** BEGIN Data for this task **

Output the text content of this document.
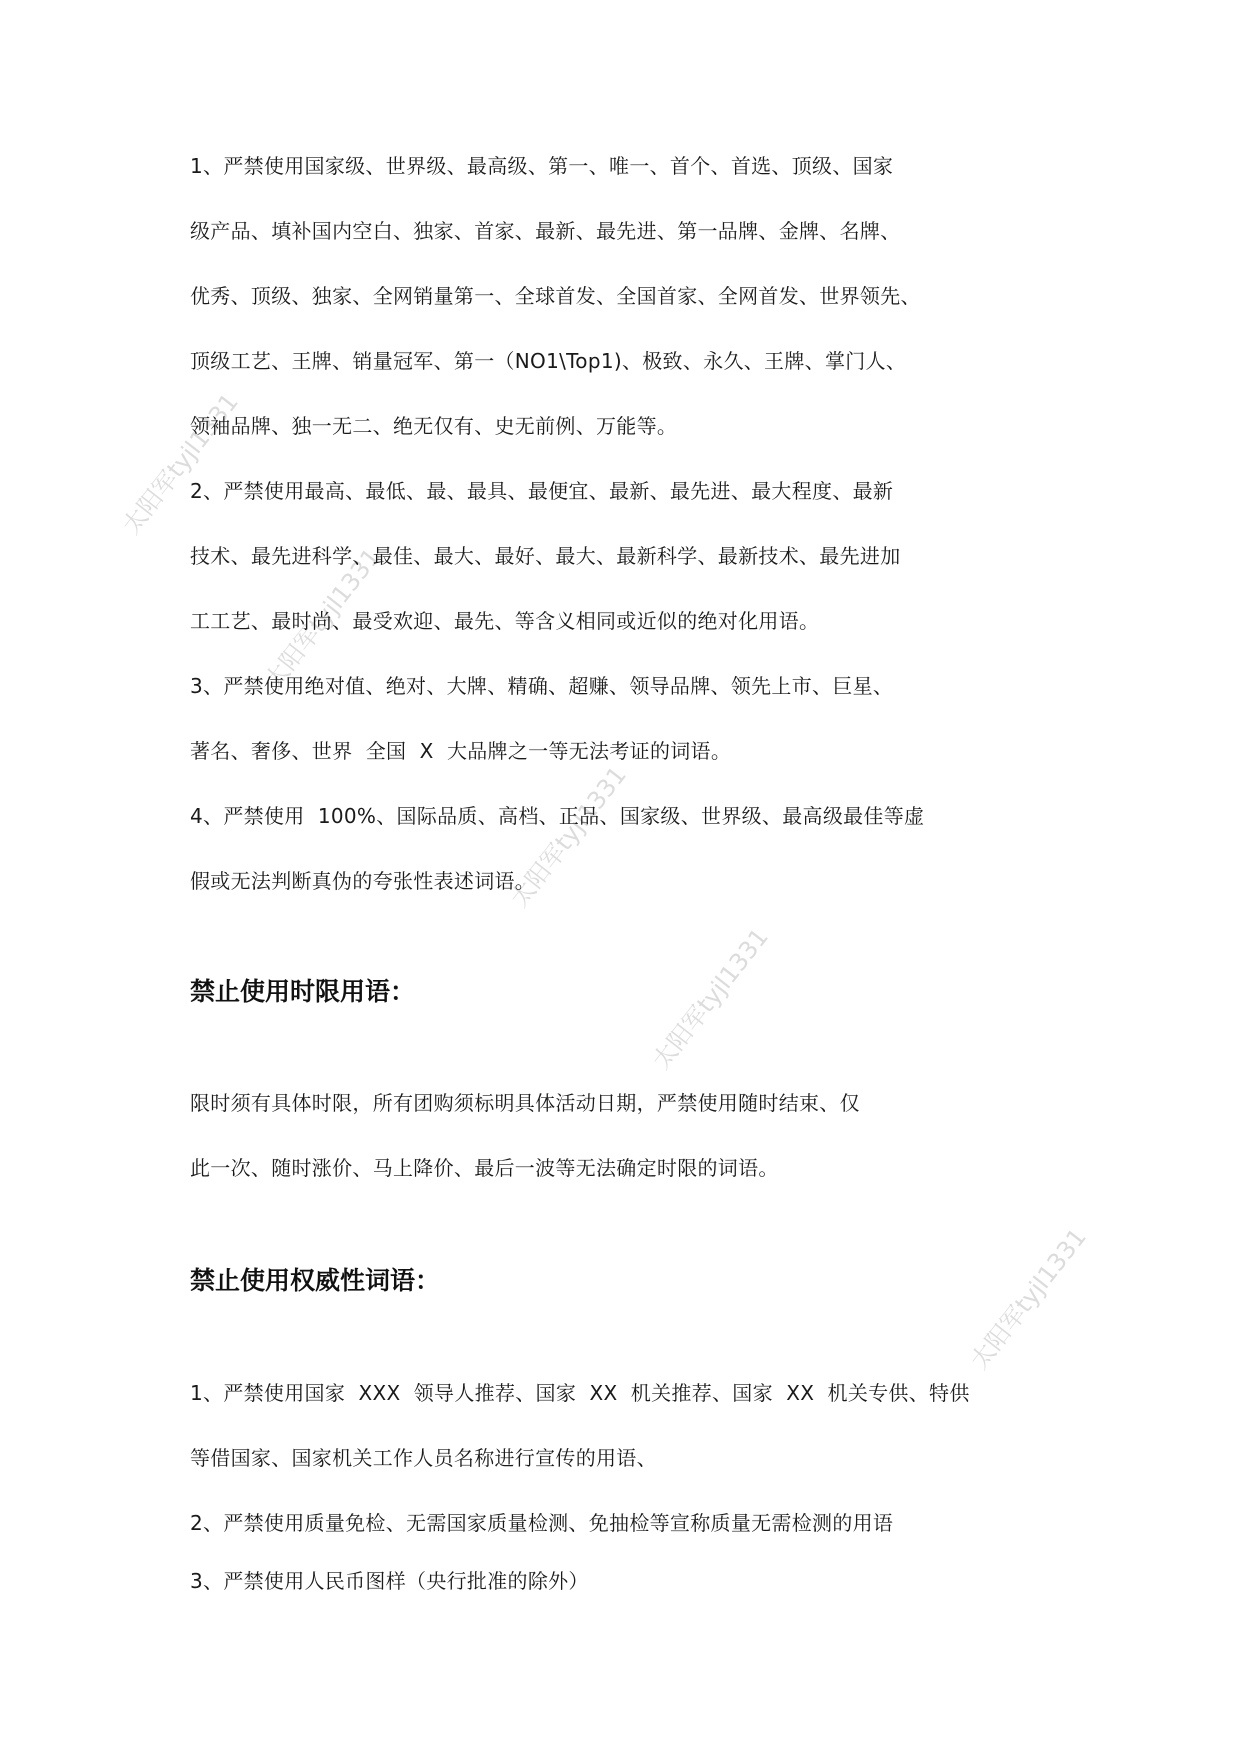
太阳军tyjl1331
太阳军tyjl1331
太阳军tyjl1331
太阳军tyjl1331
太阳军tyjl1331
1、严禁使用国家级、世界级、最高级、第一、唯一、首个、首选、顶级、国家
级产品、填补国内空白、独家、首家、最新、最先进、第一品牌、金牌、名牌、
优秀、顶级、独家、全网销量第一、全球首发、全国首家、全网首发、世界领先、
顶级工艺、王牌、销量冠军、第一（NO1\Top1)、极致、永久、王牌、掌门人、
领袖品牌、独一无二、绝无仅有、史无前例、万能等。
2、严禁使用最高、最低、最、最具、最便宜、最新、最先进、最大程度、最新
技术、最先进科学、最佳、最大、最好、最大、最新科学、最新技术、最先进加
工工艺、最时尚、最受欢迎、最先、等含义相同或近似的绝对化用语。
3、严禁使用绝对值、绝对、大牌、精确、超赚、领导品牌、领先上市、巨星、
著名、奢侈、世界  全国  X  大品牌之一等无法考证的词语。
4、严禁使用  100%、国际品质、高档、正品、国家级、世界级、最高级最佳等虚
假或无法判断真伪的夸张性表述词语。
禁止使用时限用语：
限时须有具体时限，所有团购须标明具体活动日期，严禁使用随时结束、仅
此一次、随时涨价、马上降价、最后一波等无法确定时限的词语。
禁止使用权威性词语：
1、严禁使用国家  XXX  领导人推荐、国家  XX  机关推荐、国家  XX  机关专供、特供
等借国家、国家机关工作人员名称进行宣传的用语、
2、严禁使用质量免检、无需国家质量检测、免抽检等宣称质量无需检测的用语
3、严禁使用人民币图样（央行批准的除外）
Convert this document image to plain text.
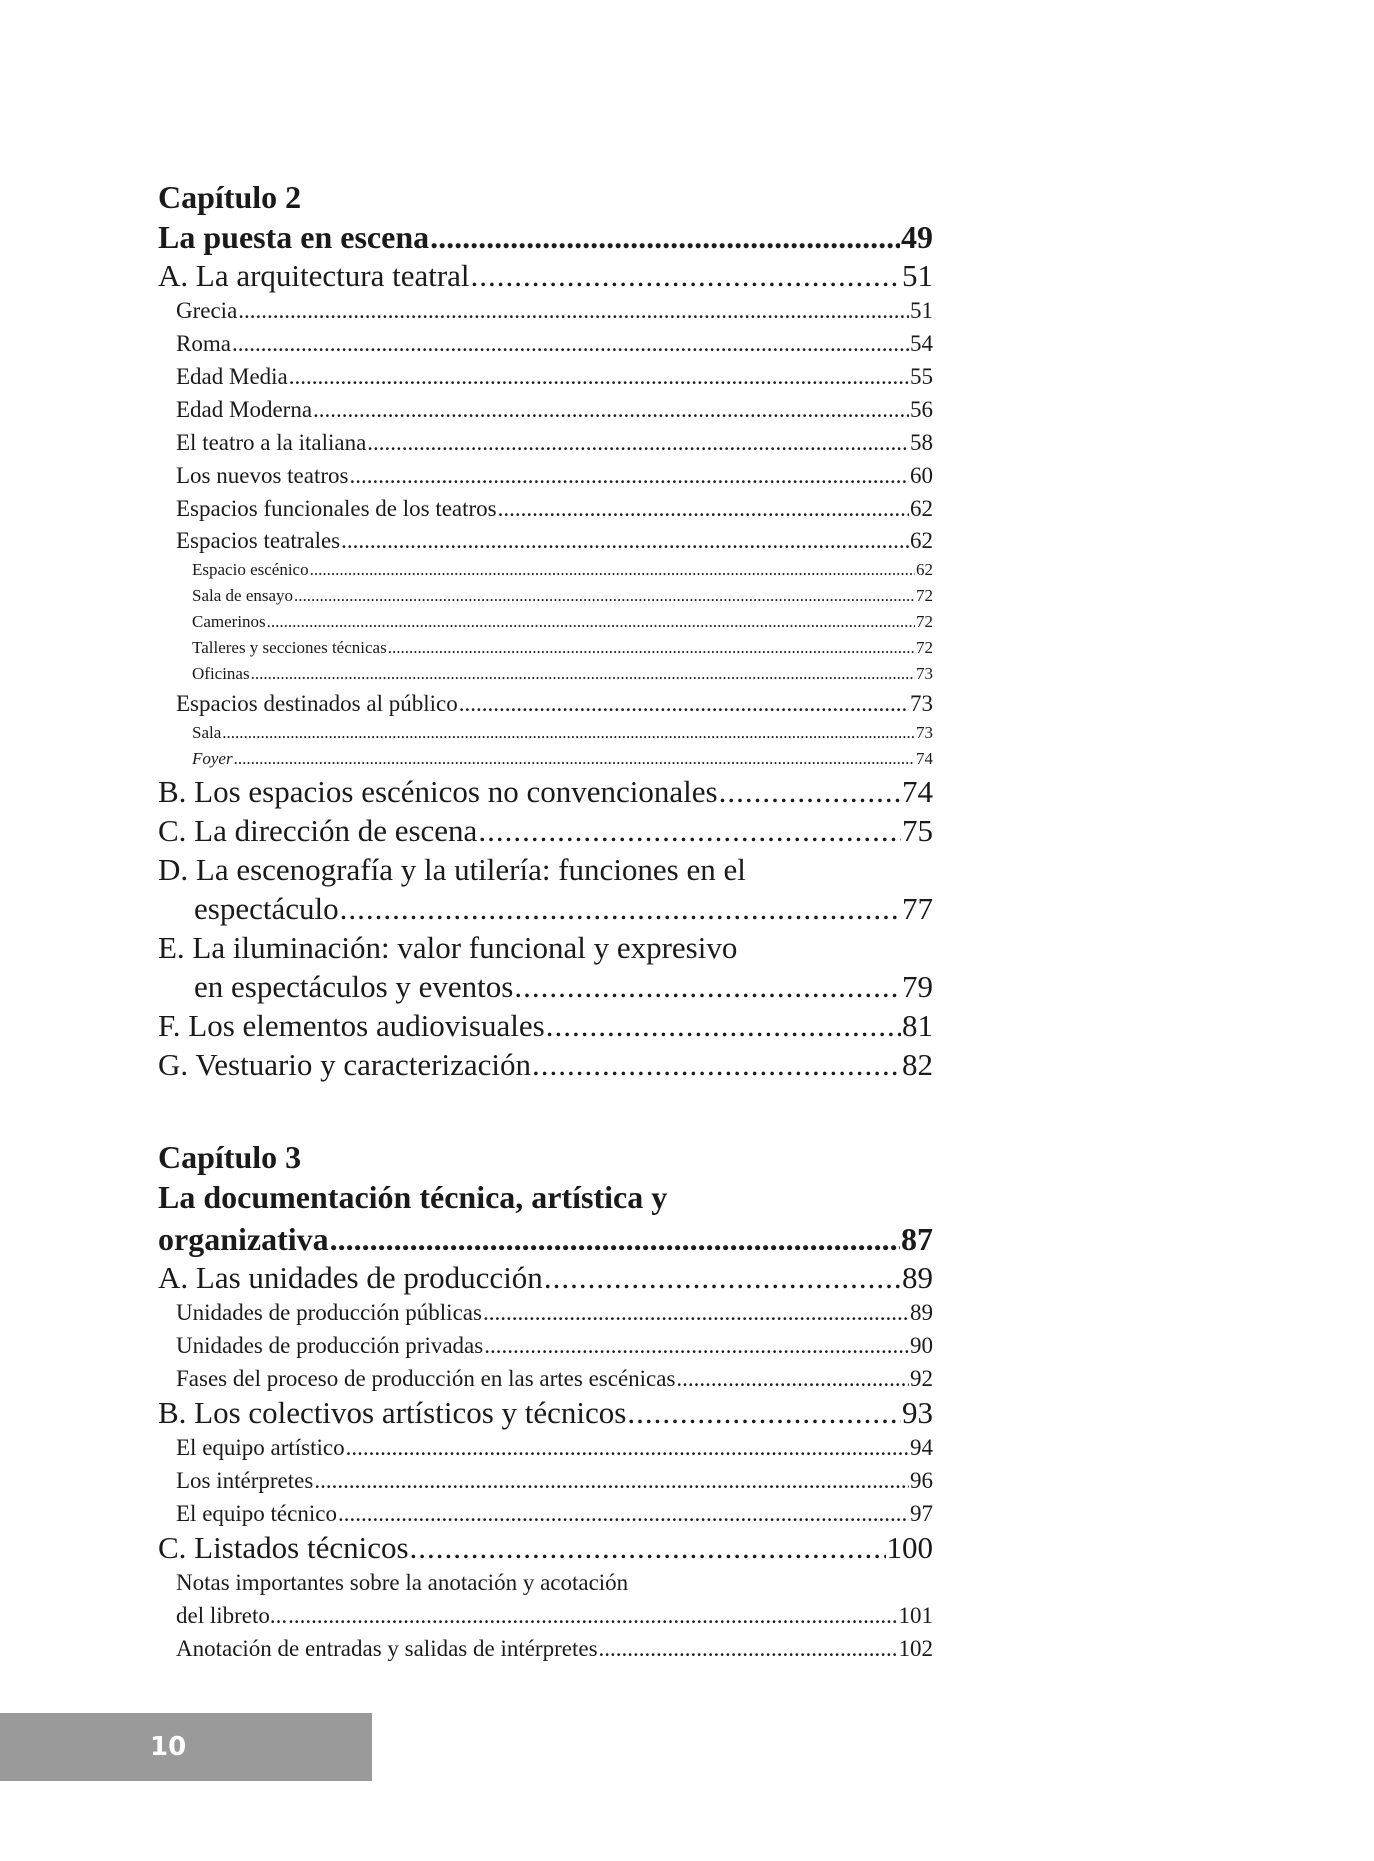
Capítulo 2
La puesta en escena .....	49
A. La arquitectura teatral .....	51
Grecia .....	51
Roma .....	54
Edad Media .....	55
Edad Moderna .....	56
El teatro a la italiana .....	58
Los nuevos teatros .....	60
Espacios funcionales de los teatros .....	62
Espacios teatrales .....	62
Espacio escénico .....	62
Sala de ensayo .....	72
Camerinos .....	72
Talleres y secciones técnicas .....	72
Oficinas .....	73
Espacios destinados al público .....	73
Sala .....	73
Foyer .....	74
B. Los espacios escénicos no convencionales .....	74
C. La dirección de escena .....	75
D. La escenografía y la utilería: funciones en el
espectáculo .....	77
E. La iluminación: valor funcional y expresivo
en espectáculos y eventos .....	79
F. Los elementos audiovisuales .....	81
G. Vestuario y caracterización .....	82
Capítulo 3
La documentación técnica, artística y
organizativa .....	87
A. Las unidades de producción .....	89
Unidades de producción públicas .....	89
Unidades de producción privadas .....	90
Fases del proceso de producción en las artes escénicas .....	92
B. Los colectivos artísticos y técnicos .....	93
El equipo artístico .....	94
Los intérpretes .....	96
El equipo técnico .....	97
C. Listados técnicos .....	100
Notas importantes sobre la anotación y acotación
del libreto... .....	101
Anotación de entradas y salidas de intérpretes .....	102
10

** END Data for this task **

== Set exercise ==
Excluding the pictures, reproduce every entry exactly as given.

== Completed exercise ==
Output the text content of this document.
太阳军tyjl1331
太阳军tyjl1331
太阳军tyjl1331
太阳军tyjl1331
太阳军tyjl1331
1、严禁使用国家级、世界级、最高级、第一、唯一、首个、首选、顶级、国家
级产品、填补国内空白、独家、首家、最新、最先进、第一品牌、金牌、名牌、
优秀、顶级、独家、全网销量第一、全球首发、全国首家、全网首发、世界领先、
顶级工艺、王牌、销量冠军、第一（NO1\Top1)、极致、永久、王牌、掌门人、
领袖品牌、独一无二、绝无仅有、史无前例、万能等。
2、严禁使用最高、最低、最、最具、最便宜、最新、最先进、最大程度、最新
技术、最先进科学、最佳、最大、最好、最大、最新科学、最新技术、最先进加
工工艺、最时尚、最受欢迎、最先、等含义相同或近似的绝对化用语。
3、严禁使用绝对值、绝对、大牌、精确、超赚、领导品牌、领先上市、巨星、
著名、奢侈、世界  全国  X  大品牌之一等无法考证的词语。
4、严禁使用  100%、国际品质、高档、正品、国家级、世界级、最高级最佳等虚
假或无法判断真伪的夸张性表述词语。
禁止使用时限用语：
限时须有具体时限，所有团购须标明具体活动日期，严禁使用随时结束、仅
此一次、随时涨价、马上降价、最后一波等无法确定时限的词语。
禁止使用权威性词语：
1、严禁使用国家  XXX  领导人推荐、国家  XX  机关推荐、国家  XX  机关专供、特供
等借国家、国家机关工作人员名称进行宣传的用语、
2、严禁使用质量免检、无需国家质量检测、免抽检等宣称质量无需检测的用语
3、严禁使用人民币图样（央行批准的除外）
Convert this document image to plain text.
Capítulo 2
La puesta en escena .....	49
A. La arquitectura teatral .....	51
Grecia .....	51
Roma .....	54
Edad Media .....	55
Edad Moderna .....	56
El teatro a la italiana .....	58
Los nuevos teatros .....	60
Espacios funcionales de los teatros .....	62
Espacios teatrales .....	62
Espacio escénico .....	62
Sala de ensayo .....	72
Camerinos .....	72
Talleres y secciones técnicas .....	72
Oficinas .....	73
Espacios destinados al público .....	73
Sala .....	73
Foyer .....	74
B. Los espacios escénicos no convencionales .....	74
C. La dirección de escena .....	75
D. La escenografía y la utilería: funciones en el
espectáculo .....	77
E. La iluminación: valor funcional y expresivo
en espectáculos y eventos .....	79
F. Los elementos audiovisuales .....	81
G. Vestuario y caracterización .....	82
Capítulo 3
La documentación técnica, artística y
organizativa .....	87
A. Las unidades de producción .....	89
Unidades de producción públicas .....	89
Unidades de producción privadas .....	90
Fases del proceso de producción en las artes escénicas .....	92
B. Los colectivos artísticos y técnicos .....	93
El equipo artístico .....	94
Los intérpretes .....	96
El equipo técnico .....	97
C. Listados técnicos .....	100
Notas importantes sobre la anotación y acotación
del libreto... .....	101
Anotación de entradas y salidas de intérpretes .....	102
10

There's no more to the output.